Images must not appear in your copy; reproduce every other part of the records exactly.

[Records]

** begin **

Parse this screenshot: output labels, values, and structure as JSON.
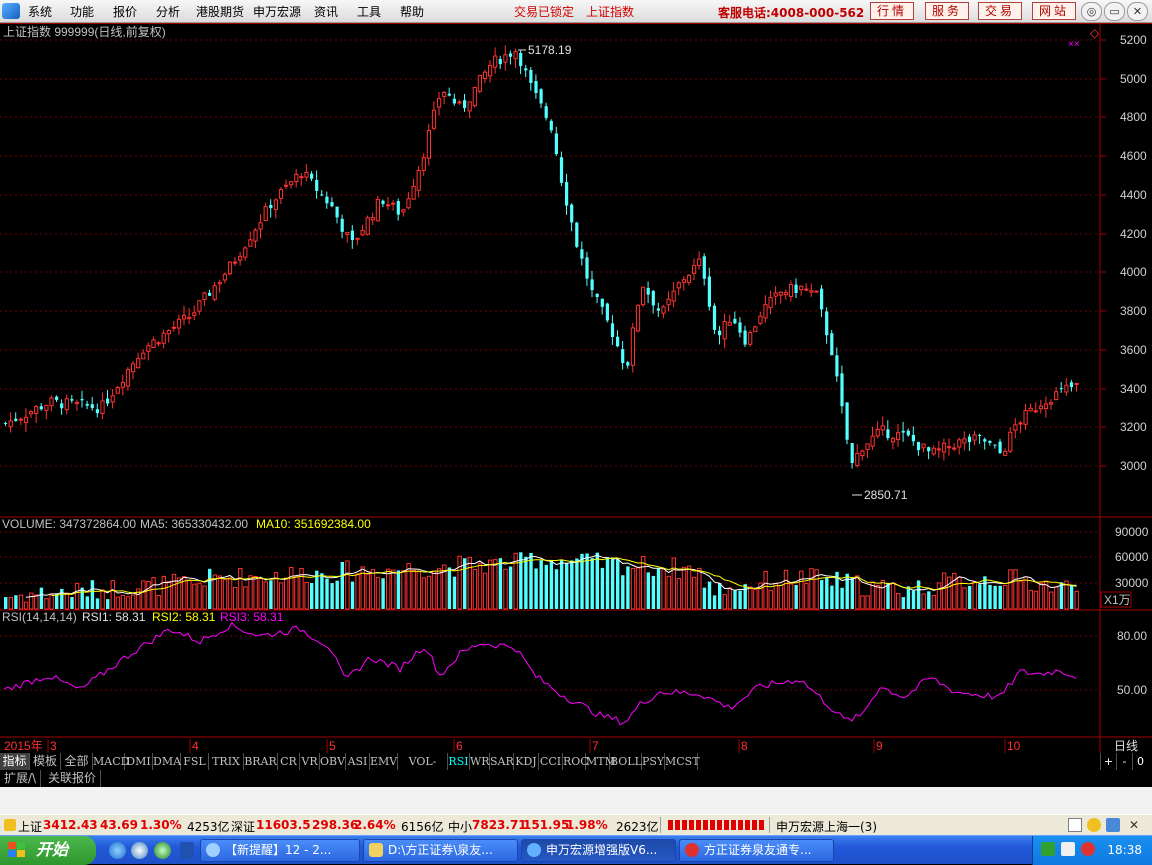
{
  "menubar": {
    "items": [
      "系统",
      "功能",
      "报价",
      "分析",
      "港股期货",
      "申万宏源",
      "资讯",
      "工具",
      "帮助"
    ],
    "lock_status": "交易已锁定",
    "index_link": "上证指数",
    "hotline": "客服电话:4008-000-562",
    "buttons": [
      "行情",
      "服务",
      "交易",
      "网站"
    ],
    "window_controls": [
      "◎",
      "▭",
      "✕"
    ]
  },
  "chart": {
    "header": "上证指数 999999(日线,前复权)",
    "corner_marker": "◇",
    "corner_marker2": "××",
    "price_axis": [
      "5200",
      "5000",
      "4800",
      "4600",
      "4400",
      "4200",
      "4000",
      "3800",
      "3600",
      "3400",
      "3200",
      "3000"
    ],
    "high_label": "5178.19",
    "low_label": "2850.71",
    "volume": {
      "label": "VOLUME: 347372864.00",
      "ma5": "MA5: 365330432.00",
      "ma10": "MA10: 351692384.00",
      "axis": [
        "90000",
        "60000",
        "30000"
      ],
      "unit": "X1万"
    },
    "rsi": {
      "label": "RSI(14,14,14)",
      "rsi1": "RSI1: 58.31",
      "rsi2": "RSI2: 58.31",
      "rsi3": "RSI3: 58.31",
      "axis": [
        "80.00",
        "50.00"
      ]
    },
    "time_axis": [
      "2015年",
      "3",
      "4",
      "5",
      "6",
      "7",
      "8",
      "9",
      "10"
    ],
    "period": "日线",
    "colors": {
      "up": "#ff3232",
      "down": "#54ffff",
      "grid": "#800000",
      "ma5": "#ffffff",
      "ma10": "#ffff00",
      "rsi": "#ff00ff"
    }
  },
  "tabs": {
    "first": "指标",
    "second": "模板",
    "third": "全部",
    "items": [
      "MACD",
      "DMI",
      "DMA",
      "FSL",
      "TRIX",
      "BRAR",
      "CR",
      "VR",
      "OBV",
      "ASI",
      "EMV",
      "VOL-TDX",
      "RSI",
      "WR",
      "SAR",
      "KDJ",
      "CCI",
      "ROC",
      "MTM",
      "BOLL",
      "PSY",
      "MCST"
    ],
    "active": "RSI",
    "controls": [
      "+",
      "-",
      "0"
    ]
  },
  "extbar": {
    "items": [
      "扩展/\\",
      "关联报价"
    ]
  },
  "status": {
    "sh_name": "上证",
    "sh_value": "3412.43",
    "sh_change": "43.69",
    "sh_pct": "1.30%",
    "sh_amount": "4253亿",
    "sz_name": "深证",
    "sz_value": "11603.5",
    "sz_change": "298.36",
    "sz_pct": "2.64%",
    "sz_amount": "6156亿",
    "zx_name": "中小",
    "zx_value": "7823.71",
    "zx_change": "151.95",
    "zx_pct": "1.98%",
    "zx_amount": "2623亿",
    "server": "申万宏源上海一(3)"
  },
  "taskbar": {
    "start": "开始",
    "tasks": [
      "【新提醒】12 - 2...",
      "D:\\方正证券\\泉友...",
      "申万宏源增强版V6...",
      "方正证券泉友通专..."
    ],
    "clock": "18:38"
  }
}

** end **

Response for this exercise
Parse this screenshot: output labels, values, and structure as JSON.
{
  "menubar": {
    "items": [
      "系统",
      "功能",
      "报价",
      "分析",
      "港股期货",
      "申万宏源",
      "资讯",
      "工具",
      "帮助"
    ],
    "lock_status": "交易已锁定",
    "index_link": "上证指数",
    "hotline": "客服电话:4008-000-562",
    "buttons": [
      "行情",
      "服务",
      "交易",
      "网站"
    ],
    "window_controls": [
      "◎",
      "▭",
      "✕"
    ]
  },
  "chart": {
    "header": "上证指数 999999(日线,前复权)",
    "corner_marker": "◇",
    "corner_marker2": "××",
    "price_axis": [
      "5200",
      "5000",
      "4800",
      "4600",
      "4400",
      "4200",
      "4000",
      "3800",
      "3600",
      "3400",
      "3200",
      "3000"
    ],
    "high_label": "5178.19",
    "low_label": "2850.71",
    "volume": {
      "label": "VOLUME: 347372864.00",
      "ma5": "MA5: 365330432.00",
      "ma10": "MA10: 351692384.00",
      "axis": [
        "90000",
        "60000",
        "30000"
      ],
      "unit": "X1万"
    },
    "rsi": {
      "label": "RSI(14,14,14)",
      "rsi1": "RSI1: 58.31",
      "rsi2": "RSI2: 58.31",
      "rsi3": "RSI3: 58.31",
      "axis": [
        "80.00",
        "50.00"
      ]
    },
    "time_axis": [
      "2015年",
      "3",
      "4",
      "5",
      "6",
      "7",
      "8",
      "9",
      "10"
    ],
    "period": "日线",
    "colors": {
      "up": "#ff3232",
      "down": "#54ffff",
      "grid": "#800000",
      "ma5": "#ffffff",
      "ma10": "#ffff00",
      "rsi": "#ff00ff"
    }
  },
  "tabs": {
    "first": "指标",
    "second": "模板",
    "third": "全部",
    "items": [
      "MACD",
      "DMI",
      "DMA",
      "FSL",
      "TRIX",
      "BRAR",
      "CR",
      "VR",
      "OBV",
      "ASI",
      "EMV",
      "VOL-TDX",
      "RSI",
      "WR",
      "SAR",
      "KDJ",
      "CCI",
      "ROC",
      "MTM",
      "BOLL",
      "PSY",
      "MCST"
    ],
    "active": "RSI",
    "controls": [
      "+",
      "-",
      "0"
    ]
  },
  "extbar": {
    "items": [
      "扩展/\\",
      "关联报价"
    ]
  },
  "status": {
    "sh_name": "上证",
    "sh_value": "3412.43",
    "sh_change": "43.69",
    "sh_pct": "1.30%",
    "sh_amount": "4253亿",
    "sz_name": "深证",
    "sz_value": "11603.5",
    "sz_change": "298.36",
    "sz_pct": "2.64%",
    "sz_amount": "6156亿",
    "zx_name": "中小",
    "zx_value": "7823.71",
    "zx_change": "151.95",
    "zx_pct": "1.98%",
    "zx_amount": "2623亿",
    "server": "申万宏源上海一(3)"
  },
  "taskbar": {
    "start": "开始",
    "tasks": [
      "【新提醒】12 - 2...",
      "D:\\方正证券\\泉友...",
      "申万宏源增强版V6...",
      "方正证券泉友通专..."
    ],
    "clock": "18:38"
  }
}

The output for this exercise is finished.